- [What is required]: From the entries that follow, gather each line holding the word "JSON".

## BEGIN Records

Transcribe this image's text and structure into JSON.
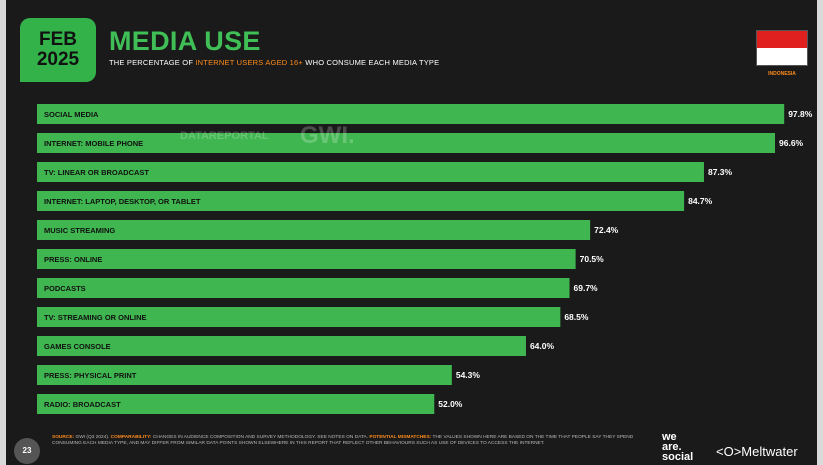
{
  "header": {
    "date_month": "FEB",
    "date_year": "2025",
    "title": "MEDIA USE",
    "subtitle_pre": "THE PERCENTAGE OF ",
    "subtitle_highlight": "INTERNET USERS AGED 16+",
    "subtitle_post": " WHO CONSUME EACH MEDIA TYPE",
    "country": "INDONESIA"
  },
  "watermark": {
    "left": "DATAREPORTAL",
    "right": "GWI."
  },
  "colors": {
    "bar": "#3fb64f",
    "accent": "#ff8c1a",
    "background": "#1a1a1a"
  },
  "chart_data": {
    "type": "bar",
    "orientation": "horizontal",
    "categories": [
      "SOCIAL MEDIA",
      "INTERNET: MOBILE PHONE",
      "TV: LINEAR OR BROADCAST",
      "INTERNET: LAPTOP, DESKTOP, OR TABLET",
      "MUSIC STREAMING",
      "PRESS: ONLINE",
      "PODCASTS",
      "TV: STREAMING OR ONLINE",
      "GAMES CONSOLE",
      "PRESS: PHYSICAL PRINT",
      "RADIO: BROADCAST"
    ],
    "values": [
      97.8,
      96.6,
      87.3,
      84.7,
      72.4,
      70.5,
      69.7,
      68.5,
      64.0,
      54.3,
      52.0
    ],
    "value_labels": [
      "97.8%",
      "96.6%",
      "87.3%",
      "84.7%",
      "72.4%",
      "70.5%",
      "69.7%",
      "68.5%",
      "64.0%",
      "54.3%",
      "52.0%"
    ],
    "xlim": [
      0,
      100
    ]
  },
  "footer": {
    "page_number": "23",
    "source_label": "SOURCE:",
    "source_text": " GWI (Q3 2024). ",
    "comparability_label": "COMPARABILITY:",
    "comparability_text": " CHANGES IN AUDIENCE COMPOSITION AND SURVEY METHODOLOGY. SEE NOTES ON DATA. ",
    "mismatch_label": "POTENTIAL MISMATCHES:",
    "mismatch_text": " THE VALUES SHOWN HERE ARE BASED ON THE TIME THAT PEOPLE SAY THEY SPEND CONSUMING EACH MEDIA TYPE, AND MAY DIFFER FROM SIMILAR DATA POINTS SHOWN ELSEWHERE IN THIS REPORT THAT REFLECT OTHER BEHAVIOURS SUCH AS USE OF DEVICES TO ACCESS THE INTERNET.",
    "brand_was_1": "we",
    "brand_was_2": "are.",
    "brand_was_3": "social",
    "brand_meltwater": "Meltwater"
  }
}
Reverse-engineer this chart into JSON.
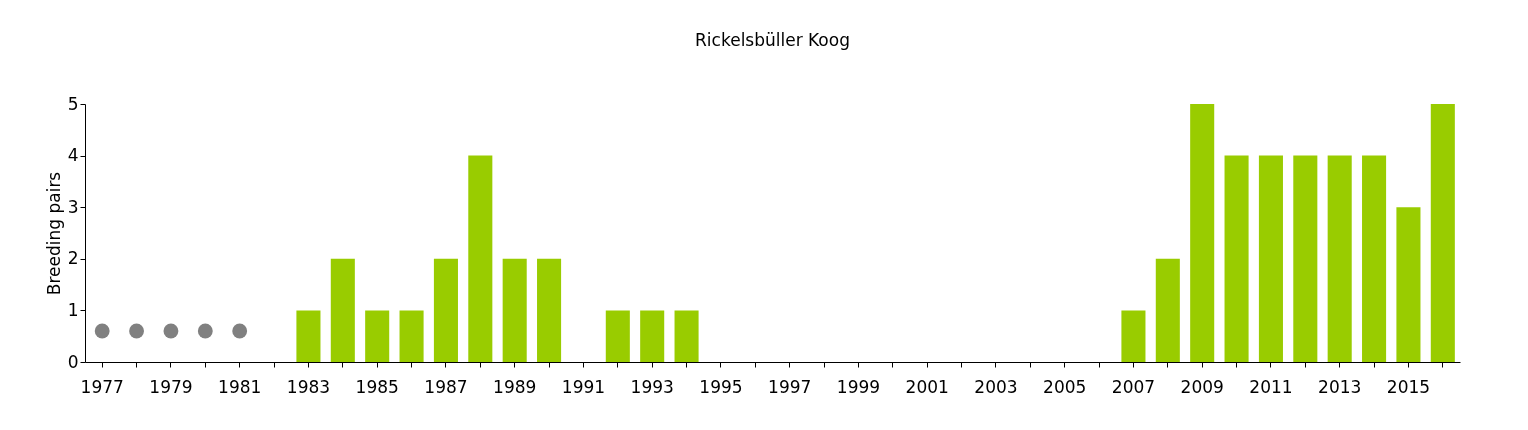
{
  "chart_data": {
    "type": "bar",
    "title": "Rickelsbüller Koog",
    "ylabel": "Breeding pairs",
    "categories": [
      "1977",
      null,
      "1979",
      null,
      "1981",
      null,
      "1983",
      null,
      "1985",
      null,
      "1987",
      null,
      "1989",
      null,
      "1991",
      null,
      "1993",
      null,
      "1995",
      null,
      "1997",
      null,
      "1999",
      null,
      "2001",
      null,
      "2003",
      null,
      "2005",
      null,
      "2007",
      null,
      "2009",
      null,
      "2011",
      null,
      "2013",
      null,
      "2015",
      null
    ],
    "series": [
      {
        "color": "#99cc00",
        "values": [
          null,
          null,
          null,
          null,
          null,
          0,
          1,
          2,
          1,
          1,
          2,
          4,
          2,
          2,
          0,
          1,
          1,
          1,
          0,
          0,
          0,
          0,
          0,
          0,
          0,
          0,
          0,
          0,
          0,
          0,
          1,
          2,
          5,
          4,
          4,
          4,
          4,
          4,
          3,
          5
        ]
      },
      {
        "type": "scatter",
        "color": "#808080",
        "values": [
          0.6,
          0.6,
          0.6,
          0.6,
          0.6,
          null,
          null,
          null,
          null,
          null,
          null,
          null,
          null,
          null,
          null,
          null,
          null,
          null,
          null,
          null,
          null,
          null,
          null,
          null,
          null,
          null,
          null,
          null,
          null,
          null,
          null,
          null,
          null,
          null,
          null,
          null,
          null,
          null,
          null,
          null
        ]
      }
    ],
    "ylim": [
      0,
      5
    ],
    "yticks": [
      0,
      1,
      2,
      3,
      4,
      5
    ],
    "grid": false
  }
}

## END Records

- [Result below]:
Transcribe this image's text and structure into JSON.
Reverse-engineer this chart into JSON.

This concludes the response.